栄養と運動、これらはどちらも大事であることは言うまでもありません。
良く寝てよく食べてよく動く
これはすべての人の健康にとって重要な要素です。
心不全患者さんももちろん同様で、やはりどちらも欠かせないのです。
このような前提のもとに、あえてどちらが大事なのか検討している文献がありますので私の私見を元にご紹介していきたいと思います。
栄養が大事
まず、栄養の定義から。
非常に多様なものを含んでいるのがわかります。
栄養がないと運動しても効果がない
よく言われることです。
これは、タンパクの異化と同化について考えるとわかることです。
運動時のエネルギー源はグルコースですが、
運動を続けると血中グルコース濃度が低下し、
体タンパク質を分解してエネルギーを生成します。
つまり、食事がとれていない状態で運動を続けると
より体タンパク質の分解(=異化)が亢進するため、
時にタンパク質の異化と同化のバランスが崩れてしまうことになります。
そう考えると、
まずは栄養が優先で、栄養がとれてから運動だ、
という主張も納得できませんか?
リハ栄養というと、
やたらとタンパク質にフォーカスが当たりますが、
当然栄養とはタンパク質ではありません。
例えば、インスリン。
糖質摂取後にインスリンが分泌されますが、
インスリンにはタンパク質の合成を促進し分解を抑制する効果があるとされています。
そう考えるとタンパク質だけの摂取ばかりではなく、
糖質と同時に摂取することも重要であると考えることができますね。
また、これもよく言われますが、
運動後どのタイミングでタンパク質を採れば良いのか悩むことがありませんか?
当院ではリハ栄養介入をしている患者さんは
リハ直後に補助栄養食品を摂取しています(リハタイムゼリー)。
この文献からもわかるように、
運動直後の方がよりタンパク質合成に効果的とされています。
理由としては、
筋の血流が増加している、
成長ホルモンの関与、
インスリン感受性の亢進
などが挙げられています。
この視点でいくと、
先に運動してから栄養を採った方が良い、
という意見にも理解ができます。
さぁ、ややこしくなってきましたね。笑
運動が大事
まず、運動というのはとても幅が広いですよね。
寝て足を動かすのも運動
マラソンを完走するのも運動
ここではまず、
特にリハビリテーションレベルでの運動について少し分けて考えましょう。
我々リハビリテーション関連職種はこれらすべてを意識しての運動の提供が基本です。
しかし、今回の心不全患者さんの運動という視点で、
特に栄養との関連として考えるのであれば
重要になってくるのは色をつけている臓器骨格筋レベルです。
::::::
→ 作業指示 1
本文抜粋に基づいて、次の問いに答えなさい。
(a) 運動時のエネルギー源は何だと述べられているか。
(b) 当院でリハ直後に摂取している補助栄養食品は、かっこ内で何と呼ばれているか。
(c) 運動直後の方がタンパク質合成に効果的な理由として、何が挙げられているか。
→ 作業指示 2
本文抜粋の「良く寝てよく食べてよく動く」から「これは、タンパクの異化と同化について考えるとわかることです。」までを、両端を含めて書き出しなさい。その際、「健康」を「暮らし」に置き換えて更新すること。
::::::
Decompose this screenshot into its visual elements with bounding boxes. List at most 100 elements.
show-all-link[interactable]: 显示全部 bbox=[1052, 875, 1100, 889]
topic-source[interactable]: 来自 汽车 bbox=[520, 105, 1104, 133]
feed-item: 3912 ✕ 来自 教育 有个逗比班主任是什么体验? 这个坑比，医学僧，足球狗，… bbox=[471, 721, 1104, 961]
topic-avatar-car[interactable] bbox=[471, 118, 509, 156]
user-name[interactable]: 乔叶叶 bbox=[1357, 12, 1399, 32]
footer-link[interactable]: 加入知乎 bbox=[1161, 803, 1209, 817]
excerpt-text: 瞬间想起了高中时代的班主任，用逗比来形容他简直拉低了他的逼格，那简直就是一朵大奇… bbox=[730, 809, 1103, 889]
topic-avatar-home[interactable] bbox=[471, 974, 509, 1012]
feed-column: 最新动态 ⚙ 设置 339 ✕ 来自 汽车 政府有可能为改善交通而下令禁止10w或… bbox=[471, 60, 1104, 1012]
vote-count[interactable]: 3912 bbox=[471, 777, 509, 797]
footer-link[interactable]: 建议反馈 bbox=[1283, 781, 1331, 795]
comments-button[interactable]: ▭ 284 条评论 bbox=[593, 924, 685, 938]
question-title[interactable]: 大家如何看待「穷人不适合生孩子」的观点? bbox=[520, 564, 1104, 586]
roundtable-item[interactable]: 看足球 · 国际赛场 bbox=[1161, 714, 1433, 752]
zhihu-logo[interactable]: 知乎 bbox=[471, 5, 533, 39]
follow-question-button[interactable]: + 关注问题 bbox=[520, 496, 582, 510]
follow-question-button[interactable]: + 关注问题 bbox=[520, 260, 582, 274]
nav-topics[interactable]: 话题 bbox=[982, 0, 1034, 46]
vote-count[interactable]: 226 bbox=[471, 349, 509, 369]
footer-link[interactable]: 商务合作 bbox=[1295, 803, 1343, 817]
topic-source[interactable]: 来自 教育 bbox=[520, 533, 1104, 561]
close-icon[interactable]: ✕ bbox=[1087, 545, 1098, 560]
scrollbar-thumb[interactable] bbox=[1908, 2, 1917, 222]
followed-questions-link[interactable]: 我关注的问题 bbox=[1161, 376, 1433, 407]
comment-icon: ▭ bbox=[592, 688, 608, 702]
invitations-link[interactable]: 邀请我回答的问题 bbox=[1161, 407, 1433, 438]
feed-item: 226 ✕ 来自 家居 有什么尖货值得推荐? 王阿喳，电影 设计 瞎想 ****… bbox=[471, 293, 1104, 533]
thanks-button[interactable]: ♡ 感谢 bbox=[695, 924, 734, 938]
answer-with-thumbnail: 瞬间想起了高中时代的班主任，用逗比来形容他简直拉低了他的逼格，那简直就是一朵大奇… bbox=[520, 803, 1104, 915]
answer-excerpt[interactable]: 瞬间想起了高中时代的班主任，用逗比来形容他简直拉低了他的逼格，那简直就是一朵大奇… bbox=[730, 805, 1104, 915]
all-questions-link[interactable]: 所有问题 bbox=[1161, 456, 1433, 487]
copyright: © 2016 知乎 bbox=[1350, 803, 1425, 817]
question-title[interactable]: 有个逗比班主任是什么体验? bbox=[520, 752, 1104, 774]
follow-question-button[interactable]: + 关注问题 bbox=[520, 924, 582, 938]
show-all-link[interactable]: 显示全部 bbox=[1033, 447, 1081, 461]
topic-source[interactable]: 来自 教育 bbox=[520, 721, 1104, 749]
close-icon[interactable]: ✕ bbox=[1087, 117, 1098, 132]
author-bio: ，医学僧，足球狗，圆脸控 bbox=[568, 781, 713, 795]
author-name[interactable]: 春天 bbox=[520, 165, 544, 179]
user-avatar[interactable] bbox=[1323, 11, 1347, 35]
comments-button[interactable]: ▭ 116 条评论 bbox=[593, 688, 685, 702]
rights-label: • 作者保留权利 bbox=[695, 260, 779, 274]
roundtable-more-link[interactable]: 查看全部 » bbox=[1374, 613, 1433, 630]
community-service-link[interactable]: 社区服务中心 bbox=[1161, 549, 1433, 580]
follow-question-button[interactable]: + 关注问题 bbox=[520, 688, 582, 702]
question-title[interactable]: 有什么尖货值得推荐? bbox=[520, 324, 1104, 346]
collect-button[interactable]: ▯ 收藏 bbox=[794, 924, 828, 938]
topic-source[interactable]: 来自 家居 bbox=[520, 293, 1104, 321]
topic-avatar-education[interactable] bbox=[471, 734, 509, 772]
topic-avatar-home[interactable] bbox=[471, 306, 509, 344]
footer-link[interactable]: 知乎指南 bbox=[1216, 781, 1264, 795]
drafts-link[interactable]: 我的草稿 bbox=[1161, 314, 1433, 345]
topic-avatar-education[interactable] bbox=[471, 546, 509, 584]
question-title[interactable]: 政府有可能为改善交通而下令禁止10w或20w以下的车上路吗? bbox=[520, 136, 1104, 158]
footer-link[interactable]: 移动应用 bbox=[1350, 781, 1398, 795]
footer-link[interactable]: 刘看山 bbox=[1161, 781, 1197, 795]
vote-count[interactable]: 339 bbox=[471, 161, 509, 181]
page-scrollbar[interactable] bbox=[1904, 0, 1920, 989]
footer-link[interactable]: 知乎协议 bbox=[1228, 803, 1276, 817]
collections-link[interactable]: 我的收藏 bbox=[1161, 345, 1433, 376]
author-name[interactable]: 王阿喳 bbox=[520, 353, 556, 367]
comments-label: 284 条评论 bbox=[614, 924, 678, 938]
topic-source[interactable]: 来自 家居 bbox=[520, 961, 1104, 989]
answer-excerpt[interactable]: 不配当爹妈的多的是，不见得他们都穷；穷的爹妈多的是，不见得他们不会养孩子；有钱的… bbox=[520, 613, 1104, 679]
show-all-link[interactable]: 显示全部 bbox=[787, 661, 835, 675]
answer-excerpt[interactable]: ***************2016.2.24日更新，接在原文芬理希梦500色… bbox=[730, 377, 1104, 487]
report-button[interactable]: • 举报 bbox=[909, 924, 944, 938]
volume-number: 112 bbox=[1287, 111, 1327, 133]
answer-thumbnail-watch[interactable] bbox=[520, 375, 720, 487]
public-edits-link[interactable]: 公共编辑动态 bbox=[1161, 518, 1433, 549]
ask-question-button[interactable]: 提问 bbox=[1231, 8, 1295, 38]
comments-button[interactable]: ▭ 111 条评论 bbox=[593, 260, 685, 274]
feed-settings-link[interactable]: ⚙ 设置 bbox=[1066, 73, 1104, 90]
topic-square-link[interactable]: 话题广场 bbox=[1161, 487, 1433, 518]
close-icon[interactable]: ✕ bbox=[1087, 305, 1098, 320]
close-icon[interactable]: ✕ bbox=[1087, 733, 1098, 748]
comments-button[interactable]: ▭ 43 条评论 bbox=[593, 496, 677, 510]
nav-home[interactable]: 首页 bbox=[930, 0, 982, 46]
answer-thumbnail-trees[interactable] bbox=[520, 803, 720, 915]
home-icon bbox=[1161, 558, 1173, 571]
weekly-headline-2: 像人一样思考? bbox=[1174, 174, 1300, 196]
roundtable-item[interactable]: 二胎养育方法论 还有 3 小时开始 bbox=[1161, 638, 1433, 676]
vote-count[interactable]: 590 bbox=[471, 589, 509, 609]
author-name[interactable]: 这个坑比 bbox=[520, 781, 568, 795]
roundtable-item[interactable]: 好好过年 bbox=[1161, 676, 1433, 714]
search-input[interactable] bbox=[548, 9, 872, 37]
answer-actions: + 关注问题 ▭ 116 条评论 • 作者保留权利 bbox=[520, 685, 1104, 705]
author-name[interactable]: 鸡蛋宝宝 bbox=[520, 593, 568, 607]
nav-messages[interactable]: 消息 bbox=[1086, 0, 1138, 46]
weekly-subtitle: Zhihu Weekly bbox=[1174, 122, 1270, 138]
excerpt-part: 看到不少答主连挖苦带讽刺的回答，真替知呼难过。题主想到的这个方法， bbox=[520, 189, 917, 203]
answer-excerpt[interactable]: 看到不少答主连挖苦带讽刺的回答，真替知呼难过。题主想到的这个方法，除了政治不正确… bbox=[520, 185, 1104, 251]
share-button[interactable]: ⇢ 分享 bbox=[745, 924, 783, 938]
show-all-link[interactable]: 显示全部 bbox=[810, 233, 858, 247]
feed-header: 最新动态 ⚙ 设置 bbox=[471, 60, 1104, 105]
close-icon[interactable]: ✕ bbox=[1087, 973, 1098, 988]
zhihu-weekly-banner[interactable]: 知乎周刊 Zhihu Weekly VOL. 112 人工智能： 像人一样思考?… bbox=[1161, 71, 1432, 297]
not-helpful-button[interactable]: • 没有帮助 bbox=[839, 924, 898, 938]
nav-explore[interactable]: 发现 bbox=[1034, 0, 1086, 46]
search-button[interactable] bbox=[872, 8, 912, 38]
::::::
→ 解答例 1
(a) グルコース
(b) リハタイムゼリー
(c) 筋の血流が増加していること、成長ホルモンの関与、インスリン感受性の亢進

→ 解答例 2
良く寝てよく食べてよく動く
これはすべての人の暮らしにとって重要な要素です。
心不全患者さんももちろん同様で、やはりどちらも欠かせないのです。
このような前提のもとに、あえてどちらが大事なのか検討している文献がありますので私の私見を元にご紹介していきたいと思います。
栄養が大事
まず、栄養の定義から。
非常に多様なものを含んでいるのがわかります。
栄養がないと運動しても効果がない
よく言われることです。
これは、タンパクの異化と同化について考えるとわかることです。